-- Items start --

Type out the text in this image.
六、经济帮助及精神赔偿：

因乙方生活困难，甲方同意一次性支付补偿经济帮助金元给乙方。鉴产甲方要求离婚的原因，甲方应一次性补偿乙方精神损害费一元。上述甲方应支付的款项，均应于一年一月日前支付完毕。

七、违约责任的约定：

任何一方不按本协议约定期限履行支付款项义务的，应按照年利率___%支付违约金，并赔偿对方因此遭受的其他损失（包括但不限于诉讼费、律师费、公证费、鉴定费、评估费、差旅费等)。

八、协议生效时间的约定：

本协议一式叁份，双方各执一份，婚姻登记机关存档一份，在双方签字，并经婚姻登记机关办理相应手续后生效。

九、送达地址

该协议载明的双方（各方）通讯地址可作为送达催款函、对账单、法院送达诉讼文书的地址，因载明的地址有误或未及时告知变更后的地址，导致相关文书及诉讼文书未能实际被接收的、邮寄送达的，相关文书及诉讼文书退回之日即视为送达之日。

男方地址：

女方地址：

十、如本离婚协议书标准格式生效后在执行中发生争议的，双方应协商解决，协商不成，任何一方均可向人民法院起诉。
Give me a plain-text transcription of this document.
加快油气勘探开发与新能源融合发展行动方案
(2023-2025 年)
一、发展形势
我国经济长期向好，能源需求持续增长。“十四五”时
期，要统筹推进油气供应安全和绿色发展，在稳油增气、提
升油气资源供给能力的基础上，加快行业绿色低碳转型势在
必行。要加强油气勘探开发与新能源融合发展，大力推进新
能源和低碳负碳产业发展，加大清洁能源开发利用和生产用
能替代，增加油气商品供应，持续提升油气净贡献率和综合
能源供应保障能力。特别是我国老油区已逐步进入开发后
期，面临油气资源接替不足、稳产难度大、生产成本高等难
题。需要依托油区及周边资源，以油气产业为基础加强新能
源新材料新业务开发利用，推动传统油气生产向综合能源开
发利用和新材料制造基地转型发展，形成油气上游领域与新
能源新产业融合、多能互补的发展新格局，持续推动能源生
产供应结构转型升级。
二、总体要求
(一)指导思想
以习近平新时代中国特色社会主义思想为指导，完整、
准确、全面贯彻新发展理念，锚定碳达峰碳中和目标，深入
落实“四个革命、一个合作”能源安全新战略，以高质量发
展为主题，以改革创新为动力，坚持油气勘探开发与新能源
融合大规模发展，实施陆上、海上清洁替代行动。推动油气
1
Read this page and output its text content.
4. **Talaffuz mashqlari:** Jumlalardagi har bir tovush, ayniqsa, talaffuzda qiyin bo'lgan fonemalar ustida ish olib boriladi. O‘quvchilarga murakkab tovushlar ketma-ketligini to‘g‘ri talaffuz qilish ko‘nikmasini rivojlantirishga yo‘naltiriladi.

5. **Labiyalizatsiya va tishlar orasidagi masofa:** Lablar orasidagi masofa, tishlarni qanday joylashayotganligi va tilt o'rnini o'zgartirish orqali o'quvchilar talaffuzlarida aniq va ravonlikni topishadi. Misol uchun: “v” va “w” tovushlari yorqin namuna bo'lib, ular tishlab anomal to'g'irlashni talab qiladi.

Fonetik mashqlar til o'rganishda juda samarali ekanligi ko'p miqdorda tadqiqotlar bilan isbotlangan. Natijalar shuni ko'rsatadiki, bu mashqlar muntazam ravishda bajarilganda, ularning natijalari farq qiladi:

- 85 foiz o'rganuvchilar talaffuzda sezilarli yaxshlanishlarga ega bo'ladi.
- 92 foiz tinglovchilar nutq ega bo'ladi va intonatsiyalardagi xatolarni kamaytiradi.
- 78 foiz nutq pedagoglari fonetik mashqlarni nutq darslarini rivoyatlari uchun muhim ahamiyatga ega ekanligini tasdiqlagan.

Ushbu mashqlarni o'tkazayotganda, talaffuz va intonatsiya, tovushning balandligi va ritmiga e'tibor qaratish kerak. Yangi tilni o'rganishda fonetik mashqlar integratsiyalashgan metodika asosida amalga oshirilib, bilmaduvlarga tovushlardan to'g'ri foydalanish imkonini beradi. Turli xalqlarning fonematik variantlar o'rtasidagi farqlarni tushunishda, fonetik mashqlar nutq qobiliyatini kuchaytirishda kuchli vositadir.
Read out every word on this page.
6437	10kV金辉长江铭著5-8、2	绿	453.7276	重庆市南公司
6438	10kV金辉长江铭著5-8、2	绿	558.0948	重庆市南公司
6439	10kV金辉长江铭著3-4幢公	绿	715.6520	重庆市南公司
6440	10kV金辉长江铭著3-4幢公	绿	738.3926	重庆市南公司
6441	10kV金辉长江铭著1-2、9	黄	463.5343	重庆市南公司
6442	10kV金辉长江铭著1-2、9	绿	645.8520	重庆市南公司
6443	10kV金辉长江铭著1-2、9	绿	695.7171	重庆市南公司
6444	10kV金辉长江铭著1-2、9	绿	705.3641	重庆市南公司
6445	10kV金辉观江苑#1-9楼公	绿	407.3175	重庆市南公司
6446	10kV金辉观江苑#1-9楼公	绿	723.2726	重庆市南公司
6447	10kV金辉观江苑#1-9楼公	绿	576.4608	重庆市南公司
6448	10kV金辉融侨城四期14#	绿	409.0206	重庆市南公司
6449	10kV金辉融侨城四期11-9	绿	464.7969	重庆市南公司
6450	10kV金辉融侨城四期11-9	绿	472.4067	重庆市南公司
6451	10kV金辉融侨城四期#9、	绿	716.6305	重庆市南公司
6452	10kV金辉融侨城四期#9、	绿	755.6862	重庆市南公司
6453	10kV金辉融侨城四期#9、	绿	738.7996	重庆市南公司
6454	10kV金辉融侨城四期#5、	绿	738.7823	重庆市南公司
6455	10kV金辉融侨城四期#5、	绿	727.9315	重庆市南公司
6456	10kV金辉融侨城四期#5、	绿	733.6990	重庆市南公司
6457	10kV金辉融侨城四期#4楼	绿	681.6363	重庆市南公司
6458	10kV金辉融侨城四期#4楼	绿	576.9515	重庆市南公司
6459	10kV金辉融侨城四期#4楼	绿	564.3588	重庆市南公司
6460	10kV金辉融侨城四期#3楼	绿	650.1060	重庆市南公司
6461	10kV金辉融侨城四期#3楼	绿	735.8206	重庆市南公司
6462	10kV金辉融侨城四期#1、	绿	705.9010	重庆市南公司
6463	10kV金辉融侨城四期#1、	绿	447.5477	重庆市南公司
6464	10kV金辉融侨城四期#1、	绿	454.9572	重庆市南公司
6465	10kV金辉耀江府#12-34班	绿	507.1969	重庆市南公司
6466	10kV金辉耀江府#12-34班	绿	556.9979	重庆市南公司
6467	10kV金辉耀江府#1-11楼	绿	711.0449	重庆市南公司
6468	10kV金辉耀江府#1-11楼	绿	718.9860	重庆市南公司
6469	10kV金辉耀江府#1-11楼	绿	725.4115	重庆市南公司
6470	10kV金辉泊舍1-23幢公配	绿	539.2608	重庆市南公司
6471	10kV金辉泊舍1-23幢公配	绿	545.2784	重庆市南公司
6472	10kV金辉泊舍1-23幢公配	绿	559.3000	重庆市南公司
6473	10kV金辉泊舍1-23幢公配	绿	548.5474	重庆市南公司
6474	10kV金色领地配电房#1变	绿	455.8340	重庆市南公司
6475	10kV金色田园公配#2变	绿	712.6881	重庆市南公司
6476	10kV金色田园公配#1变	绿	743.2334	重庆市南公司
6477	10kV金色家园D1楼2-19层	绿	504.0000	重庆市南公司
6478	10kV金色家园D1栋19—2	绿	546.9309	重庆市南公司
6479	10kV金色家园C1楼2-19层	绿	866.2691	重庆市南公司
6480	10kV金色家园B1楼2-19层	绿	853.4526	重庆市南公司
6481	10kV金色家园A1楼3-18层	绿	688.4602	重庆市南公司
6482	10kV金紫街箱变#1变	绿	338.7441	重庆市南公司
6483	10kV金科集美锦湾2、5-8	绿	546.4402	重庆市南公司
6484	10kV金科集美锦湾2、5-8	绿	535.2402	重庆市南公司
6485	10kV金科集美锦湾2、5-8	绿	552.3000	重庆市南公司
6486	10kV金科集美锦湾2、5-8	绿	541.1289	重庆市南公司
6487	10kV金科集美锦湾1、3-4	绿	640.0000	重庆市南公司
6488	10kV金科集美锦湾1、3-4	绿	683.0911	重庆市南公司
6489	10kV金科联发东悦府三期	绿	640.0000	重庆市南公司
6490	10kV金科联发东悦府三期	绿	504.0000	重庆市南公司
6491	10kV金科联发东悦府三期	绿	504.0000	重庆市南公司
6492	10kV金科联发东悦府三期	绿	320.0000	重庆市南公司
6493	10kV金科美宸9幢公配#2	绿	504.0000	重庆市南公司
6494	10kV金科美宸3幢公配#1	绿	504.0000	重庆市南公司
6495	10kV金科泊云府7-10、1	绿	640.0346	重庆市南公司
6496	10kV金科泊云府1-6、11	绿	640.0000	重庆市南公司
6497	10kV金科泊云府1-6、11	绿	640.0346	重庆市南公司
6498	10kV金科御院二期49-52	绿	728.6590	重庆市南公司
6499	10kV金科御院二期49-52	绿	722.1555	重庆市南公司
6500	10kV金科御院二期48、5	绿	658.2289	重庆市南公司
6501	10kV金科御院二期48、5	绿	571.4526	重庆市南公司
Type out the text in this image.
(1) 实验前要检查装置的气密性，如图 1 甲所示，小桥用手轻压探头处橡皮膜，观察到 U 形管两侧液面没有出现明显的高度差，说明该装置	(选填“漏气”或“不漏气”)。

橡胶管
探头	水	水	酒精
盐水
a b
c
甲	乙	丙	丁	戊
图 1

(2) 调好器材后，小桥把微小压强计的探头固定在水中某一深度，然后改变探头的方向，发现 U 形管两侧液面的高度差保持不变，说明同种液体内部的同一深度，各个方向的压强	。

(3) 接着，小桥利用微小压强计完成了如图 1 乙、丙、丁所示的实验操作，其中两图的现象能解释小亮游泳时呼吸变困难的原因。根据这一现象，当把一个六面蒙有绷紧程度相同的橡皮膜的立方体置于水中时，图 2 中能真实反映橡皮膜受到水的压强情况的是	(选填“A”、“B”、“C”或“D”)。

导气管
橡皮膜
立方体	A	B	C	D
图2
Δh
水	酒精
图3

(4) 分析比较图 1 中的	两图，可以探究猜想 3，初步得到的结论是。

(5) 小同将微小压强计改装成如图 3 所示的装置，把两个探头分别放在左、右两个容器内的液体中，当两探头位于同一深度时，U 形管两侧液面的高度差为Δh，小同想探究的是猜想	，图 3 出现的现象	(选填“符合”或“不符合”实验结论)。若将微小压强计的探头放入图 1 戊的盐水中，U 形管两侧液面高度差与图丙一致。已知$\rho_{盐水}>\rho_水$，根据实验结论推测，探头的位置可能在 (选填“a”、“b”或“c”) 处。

-- Items end --

Collect the lines of the records that include the string "foiz".

◆ Reply to the task:
- 85 foiz o'rganuvchilar talaffuzda sezilarli yaxshlanishlarga ega bo'ladi.
- 92 foiz tinglovchilar nutq ega bo'ladi va intonatsiyalardagi xatolarni kamaytiradi.
- 78 foiz nutq pedagoglari fonetik mashqlarni nutq darslarini rivoyatlari uchun muhim ahamiyatga ega ekanligini tasdiqlagan.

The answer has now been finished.